• [Set exercise]: Look through the records below, count the lines with the word "Kensington", and reply with only the number.

— Begin —

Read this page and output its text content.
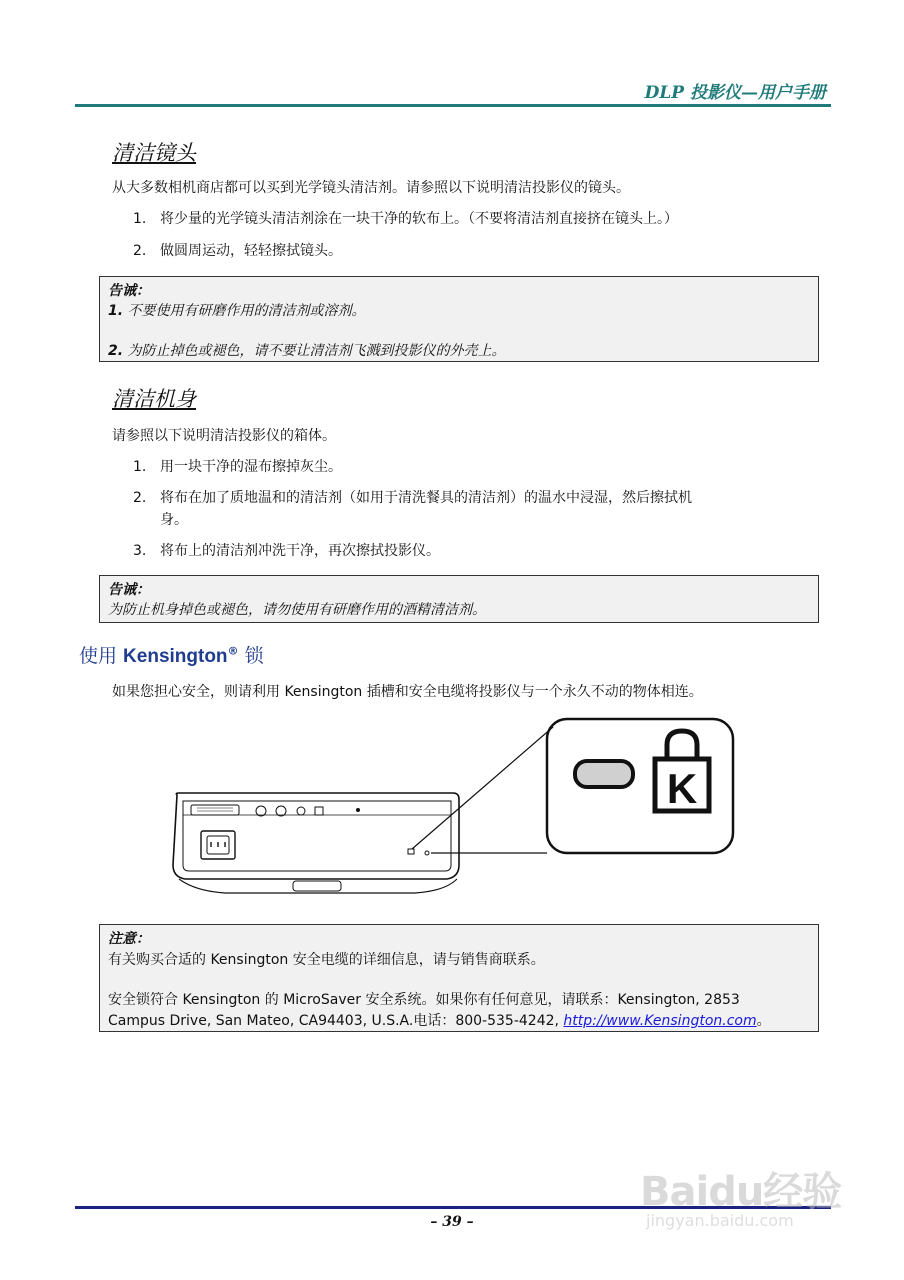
DLP 投影仪—用户手册
清洁镜头
从大多数相机商店都可以买到光学镜头清洁剂。请参照以下说明清洁投影仪的镜头。
1. 将少量的光学镜头清洁剂涂在一块干净的软布上。（不要将清洁剂直接挤在镜头上。）
2. 做圆周运动，轻轻擦拭镜头。
告诫：
1. 不要使用有研磨作用的清洁剂或溶剂。
2. 为防止掉色或褪色，请不要让清洁剂飞溅到投影仪的外壳上。
清洁机身
请参照以下说明清洁投影仪的箱体。
1. 用一块干净的湿布擦掉灰尘。
2. 将布在加了质地温和的清洁剂（如用于清洗餐具的清洁剂）的温水中浸湿，然后擦拭机
身。
3. 将布上的清洁剂冲洗干净，再次擦拭投影仪。
告诫：
为防止机身掉色或褪色，请勿使用有研磨作用的酒精清洁剂。
使用 Kensington® 锁
如果您担心安全，则请利用 Kensington 插槽和安全电缆将投影仪与一个永久不动的物体相连。
K
注意：
有关购买合适的 Kensington 安全电缆的详细信息，请与销售商联系。
安全锁符合 Kensington 的 MicroSaver 安全系统。如果你有任何意见，请联系：Kensington, 2853
Campus Drive, San Mateo, CA94403, U.S.A.电话：800-535-4242, http://www.Kensington.com。
– 39 –
Baidu经验
jingyan.baidu.com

— End —

• [The reply]: 5